[START]

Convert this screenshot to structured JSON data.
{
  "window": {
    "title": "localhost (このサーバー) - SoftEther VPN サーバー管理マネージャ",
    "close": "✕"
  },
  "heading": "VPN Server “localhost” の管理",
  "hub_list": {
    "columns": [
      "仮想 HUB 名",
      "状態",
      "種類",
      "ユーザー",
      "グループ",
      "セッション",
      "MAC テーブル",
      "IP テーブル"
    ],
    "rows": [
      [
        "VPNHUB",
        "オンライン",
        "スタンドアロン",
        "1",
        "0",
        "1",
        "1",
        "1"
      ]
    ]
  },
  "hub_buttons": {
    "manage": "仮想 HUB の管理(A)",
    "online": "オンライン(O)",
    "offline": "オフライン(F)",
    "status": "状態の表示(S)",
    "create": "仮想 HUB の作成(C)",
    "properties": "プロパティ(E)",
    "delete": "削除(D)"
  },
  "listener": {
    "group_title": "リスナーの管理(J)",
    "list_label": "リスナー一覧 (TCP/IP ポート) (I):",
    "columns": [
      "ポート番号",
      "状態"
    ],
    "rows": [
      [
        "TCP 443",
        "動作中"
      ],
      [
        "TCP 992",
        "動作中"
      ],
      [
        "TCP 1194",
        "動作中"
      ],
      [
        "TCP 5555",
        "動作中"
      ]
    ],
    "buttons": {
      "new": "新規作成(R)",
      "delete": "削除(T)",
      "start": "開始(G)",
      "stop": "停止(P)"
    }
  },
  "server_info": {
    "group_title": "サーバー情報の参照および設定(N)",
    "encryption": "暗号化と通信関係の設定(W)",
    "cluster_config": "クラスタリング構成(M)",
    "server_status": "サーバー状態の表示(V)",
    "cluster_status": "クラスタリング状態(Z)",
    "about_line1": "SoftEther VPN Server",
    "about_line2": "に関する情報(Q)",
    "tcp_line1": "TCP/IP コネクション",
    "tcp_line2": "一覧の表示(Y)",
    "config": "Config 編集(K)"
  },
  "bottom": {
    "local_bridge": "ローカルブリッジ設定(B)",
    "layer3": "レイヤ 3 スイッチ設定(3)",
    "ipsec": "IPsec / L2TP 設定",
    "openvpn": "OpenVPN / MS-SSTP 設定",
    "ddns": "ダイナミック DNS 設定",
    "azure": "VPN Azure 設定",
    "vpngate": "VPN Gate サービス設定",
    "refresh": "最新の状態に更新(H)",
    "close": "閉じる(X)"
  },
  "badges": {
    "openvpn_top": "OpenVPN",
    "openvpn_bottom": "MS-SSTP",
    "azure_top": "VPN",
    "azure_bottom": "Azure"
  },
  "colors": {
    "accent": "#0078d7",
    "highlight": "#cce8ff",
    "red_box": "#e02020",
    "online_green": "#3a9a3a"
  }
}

[END]

Description of the task
Collect every line above that contains the word "SoftEther".

Written reply
    "title": "localhost (このサーバー) - SoftEther VPN サーバー管理マネージャ",
    "about_line1": "SoftEther VPN Server",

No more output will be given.